-- begin --

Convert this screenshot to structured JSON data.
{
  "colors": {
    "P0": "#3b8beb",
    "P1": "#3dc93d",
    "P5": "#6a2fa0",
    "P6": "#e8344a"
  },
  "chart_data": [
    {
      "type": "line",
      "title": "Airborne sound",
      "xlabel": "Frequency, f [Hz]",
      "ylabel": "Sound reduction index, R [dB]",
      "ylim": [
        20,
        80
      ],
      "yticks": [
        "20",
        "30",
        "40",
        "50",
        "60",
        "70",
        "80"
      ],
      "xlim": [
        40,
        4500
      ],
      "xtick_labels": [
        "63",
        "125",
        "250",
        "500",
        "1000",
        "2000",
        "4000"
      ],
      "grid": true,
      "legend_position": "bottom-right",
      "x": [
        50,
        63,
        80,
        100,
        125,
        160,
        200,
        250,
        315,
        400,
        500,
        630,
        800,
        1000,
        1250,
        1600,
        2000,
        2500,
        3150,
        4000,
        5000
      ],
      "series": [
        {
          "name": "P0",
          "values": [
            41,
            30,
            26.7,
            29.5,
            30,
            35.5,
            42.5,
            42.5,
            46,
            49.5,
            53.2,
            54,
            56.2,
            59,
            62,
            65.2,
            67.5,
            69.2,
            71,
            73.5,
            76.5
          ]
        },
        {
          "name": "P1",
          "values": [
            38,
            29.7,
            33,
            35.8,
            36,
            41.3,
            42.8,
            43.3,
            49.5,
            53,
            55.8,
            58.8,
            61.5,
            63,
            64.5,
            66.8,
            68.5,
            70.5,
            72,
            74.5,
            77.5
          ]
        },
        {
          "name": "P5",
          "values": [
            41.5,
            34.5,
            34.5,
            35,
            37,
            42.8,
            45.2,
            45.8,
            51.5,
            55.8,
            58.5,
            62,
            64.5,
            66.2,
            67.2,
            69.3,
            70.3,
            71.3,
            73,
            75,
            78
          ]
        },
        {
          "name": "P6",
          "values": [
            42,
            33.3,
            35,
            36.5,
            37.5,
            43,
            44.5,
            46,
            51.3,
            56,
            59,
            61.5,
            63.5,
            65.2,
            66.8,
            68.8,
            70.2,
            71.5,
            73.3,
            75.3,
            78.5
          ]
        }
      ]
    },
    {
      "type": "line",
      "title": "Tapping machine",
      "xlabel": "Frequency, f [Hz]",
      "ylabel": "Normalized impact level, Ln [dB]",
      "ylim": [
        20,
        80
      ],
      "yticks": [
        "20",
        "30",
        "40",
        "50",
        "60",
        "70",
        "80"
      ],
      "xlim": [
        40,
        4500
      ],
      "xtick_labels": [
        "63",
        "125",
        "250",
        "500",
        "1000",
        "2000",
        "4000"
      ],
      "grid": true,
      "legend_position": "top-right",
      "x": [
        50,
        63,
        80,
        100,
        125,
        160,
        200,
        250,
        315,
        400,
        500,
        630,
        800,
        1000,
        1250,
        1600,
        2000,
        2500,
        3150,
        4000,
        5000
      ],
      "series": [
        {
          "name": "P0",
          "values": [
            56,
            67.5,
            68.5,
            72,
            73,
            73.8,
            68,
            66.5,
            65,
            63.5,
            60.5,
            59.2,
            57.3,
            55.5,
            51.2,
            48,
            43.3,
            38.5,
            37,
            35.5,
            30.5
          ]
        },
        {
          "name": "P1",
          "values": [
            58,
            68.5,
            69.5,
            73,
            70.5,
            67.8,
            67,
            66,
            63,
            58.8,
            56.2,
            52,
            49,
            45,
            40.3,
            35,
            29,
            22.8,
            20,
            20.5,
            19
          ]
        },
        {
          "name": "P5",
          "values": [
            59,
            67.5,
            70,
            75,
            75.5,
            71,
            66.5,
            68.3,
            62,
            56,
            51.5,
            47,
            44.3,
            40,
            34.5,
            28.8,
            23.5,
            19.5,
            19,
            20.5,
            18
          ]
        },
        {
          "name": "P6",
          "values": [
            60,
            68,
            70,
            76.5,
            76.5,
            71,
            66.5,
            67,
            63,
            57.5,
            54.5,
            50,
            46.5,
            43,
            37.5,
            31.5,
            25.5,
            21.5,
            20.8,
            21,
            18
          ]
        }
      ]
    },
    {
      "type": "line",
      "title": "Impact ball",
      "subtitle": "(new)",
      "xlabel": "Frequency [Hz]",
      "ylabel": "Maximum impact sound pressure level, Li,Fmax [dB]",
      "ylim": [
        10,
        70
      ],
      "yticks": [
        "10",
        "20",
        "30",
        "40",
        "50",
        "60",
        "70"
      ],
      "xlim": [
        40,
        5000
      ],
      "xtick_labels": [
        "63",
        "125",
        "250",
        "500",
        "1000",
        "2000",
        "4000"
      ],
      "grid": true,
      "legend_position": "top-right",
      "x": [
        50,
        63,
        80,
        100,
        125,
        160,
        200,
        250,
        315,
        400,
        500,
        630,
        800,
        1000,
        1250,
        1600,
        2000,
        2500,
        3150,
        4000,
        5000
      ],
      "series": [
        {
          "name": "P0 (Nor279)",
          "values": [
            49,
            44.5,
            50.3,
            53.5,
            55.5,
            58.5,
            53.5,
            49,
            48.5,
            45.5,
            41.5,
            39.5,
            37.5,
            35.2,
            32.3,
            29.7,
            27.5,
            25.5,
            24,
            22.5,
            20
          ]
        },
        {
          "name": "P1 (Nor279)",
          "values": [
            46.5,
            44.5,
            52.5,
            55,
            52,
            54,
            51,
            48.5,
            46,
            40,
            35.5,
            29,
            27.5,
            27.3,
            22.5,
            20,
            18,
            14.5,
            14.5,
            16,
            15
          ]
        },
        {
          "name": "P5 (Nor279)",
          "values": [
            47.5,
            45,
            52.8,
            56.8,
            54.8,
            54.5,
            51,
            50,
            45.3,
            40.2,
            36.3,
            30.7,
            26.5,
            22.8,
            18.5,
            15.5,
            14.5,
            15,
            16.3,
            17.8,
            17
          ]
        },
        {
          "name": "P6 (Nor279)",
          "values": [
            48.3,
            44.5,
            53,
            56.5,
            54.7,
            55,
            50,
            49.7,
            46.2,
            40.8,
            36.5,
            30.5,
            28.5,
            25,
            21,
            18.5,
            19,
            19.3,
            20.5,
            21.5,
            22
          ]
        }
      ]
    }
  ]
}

-- end --

#### [Brief]
Pick out the lines above that hold the string "level" and show them.

#### [Expected output]
      "ylabel": "Normalized impact level, Ln [dB]",
      "ylabel": "Maximum impact sound pressure level, Li,Fmax [dB]",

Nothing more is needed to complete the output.